WHAT IS BEING ASKED: Records follow. Pull out every line that contains "should".

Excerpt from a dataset

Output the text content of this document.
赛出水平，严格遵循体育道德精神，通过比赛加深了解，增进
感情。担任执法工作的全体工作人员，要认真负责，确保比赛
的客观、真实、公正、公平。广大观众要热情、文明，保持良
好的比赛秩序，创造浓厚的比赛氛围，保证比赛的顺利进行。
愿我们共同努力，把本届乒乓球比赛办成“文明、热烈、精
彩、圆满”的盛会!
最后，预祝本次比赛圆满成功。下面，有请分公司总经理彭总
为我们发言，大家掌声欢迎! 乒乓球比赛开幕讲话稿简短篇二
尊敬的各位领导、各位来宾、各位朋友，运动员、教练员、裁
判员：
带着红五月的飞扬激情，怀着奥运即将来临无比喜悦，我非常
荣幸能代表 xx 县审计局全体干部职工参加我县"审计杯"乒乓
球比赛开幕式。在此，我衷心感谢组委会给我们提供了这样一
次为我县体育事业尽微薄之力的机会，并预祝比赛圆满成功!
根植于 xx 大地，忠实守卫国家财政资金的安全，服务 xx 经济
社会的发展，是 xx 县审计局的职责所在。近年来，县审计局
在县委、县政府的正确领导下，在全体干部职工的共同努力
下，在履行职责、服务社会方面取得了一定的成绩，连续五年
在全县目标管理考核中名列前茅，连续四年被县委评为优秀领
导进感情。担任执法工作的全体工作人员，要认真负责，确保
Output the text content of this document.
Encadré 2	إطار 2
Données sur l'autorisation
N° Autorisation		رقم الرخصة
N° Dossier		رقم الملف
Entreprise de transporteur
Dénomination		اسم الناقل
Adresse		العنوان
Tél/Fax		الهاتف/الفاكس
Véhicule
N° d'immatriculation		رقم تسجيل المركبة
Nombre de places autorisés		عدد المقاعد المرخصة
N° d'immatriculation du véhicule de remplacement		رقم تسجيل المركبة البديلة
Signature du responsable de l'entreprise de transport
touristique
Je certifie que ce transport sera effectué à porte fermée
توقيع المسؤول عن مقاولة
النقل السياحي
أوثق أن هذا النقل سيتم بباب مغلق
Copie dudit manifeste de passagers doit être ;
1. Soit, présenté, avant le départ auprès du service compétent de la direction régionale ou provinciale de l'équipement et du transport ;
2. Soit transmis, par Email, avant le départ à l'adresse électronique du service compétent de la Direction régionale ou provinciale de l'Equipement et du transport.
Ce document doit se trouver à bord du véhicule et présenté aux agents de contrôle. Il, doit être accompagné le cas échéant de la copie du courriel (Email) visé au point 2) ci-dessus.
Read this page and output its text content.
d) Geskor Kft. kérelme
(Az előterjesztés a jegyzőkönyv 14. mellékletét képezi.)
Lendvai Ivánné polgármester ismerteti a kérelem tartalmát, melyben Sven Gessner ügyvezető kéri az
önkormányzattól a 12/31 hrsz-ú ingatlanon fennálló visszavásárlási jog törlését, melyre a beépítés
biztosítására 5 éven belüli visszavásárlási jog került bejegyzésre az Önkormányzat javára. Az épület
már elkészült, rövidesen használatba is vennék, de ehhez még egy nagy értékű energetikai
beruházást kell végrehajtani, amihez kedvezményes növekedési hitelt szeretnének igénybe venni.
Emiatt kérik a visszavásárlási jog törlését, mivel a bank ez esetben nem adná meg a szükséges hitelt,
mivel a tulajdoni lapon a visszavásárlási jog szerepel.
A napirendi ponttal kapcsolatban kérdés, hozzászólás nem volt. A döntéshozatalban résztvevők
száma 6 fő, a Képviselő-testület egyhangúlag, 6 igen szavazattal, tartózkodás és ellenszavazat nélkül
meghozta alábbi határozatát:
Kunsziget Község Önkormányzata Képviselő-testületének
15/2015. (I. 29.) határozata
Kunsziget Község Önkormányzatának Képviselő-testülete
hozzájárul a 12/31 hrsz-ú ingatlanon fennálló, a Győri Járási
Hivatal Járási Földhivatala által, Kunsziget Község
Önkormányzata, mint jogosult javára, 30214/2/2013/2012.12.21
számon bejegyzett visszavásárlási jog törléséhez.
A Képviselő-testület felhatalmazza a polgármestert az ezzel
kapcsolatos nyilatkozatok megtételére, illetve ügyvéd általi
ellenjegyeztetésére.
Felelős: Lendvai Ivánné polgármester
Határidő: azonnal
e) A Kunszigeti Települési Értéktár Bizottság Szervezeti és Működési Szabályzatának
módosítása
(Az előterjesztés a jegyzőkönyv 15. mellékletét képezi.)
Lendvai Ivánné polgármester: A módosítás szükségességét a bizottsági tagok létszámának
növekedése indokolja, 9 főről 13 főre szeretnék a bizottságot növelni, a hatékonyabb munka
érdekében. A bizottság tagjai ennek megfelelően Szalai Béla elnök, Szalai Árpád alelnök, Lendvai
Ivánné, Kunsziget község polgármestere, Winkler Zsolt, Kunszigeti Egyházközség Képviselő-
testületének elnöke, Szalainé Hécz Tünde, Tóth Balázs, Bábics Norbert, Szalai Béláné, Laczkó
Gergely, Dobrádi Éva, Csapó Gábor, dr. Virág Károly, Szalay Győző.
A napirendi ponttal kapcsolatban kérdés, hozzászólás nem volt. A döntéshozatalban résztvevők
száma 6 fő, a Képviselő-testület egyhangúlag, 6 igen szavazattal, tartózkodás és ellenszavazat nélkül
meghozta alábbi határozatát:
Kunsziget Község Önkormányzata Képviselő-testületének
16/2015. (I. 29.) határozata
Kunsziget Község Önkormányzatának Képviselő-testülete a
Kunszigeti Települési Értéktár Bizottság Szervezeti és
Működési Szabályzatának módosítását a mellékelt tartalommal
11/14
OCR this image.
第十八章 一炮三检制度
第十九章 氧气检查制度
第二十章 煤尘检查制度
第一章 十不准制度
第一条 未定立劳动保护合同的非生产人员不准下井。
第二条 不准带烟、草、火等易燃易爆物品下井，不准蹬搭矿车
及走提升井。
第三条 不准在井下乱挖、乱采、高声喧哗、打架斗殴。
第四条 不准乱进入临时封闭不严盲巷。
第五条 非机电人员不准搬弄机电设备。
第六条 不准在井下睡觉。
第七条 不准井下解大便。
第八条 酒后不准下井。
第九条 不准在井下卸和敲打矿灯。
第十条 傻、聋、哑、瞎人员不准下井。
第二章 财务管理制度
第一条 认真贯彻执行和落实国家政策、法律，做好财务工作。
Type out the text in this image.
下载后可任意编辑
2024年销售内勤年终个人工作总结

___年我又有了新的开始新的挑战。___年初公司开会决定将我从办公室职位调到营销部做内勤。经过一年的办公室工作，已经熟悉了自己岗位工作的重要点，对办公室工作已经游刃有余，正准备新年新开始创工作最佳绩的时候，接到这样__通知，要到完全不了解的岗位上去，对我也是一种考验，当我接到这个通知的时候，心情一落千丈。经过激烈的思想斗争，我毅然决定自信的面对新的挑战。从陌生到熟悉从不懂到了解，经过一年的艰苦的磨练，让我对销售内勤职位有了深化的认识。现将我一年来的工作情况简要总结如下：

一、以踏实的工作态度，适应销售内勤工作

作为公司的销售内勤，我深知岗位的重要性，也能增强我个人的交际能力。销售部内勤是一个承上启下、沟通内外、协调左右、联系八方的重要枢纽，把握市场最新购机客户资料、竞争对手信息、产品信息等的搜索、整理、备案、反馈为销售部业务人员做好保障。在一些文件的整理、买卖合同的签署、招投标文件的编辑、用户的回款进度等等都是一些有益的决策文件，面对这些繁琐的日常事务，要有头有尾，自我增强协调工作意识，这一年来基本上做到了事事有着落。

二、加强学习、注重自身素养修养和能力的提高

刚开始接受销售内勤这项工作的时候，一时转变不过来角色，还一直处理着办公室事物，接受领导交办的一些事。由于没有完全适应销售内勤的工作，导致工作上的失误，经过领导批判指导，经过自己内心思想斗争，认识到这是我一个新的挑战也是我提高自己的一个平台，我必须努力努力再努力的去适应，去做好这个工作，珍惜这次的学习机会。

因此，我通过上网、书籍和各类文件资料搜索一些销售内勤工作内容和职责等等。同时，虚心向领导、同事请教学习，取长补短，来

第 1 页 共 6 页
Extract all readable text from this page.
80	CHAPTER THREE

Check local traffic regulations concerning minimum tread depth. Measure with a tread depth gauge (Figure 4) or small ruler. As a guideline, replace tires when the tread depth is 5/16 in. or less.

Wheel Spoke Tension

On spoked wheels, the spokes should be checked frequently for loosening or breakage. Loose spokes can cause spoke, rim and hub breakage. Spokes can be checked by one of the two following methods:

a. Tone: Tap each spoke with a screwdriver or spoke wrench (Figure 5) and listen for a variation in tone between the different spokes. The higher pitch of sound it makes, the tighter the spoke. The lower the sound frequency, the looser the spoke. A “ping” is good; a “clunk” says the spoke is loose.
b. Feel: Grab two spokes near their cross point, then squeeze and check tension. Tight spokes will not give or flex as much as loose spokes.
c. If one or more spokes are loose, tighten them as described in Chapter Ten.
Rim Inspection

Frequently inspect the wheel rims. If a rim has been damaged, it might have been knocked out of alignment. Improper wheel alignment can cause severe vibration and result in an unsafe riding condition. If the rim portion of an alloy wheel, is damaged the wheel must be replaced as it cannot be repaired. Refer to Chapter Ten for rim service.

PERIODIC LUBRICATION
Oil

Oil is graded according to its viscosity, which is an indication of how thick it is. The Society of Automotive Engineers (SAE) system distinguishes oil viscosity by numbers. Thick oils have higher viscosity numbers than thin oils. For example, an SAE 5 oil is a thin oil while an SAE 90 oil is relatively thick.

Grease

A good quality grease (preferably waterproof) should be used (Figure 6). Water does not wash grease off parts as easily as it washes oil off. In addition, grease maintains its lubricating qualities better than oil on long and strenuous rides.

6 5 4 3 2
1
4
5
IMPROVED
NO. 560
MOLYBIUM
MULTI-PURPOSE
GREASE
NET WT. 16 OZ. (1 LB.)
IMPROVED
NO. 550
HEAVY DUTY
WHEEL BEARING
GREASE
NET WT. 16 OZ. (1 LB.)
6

REPLY TO THE TASK:
On spoked wheels, the spokes should be checked frequently for loosening or breakage. Loose spokes can cause spoke, rim and hub breakage. Spokes can be checked by one of the two following methods:
A good quality grease (preferably waterproof) should be used (Figure 6). Water does not wash grease off parts as easily as it washes oil off. In addition, grease maintains its lubricating qualities better than oil on long and strenuous rides.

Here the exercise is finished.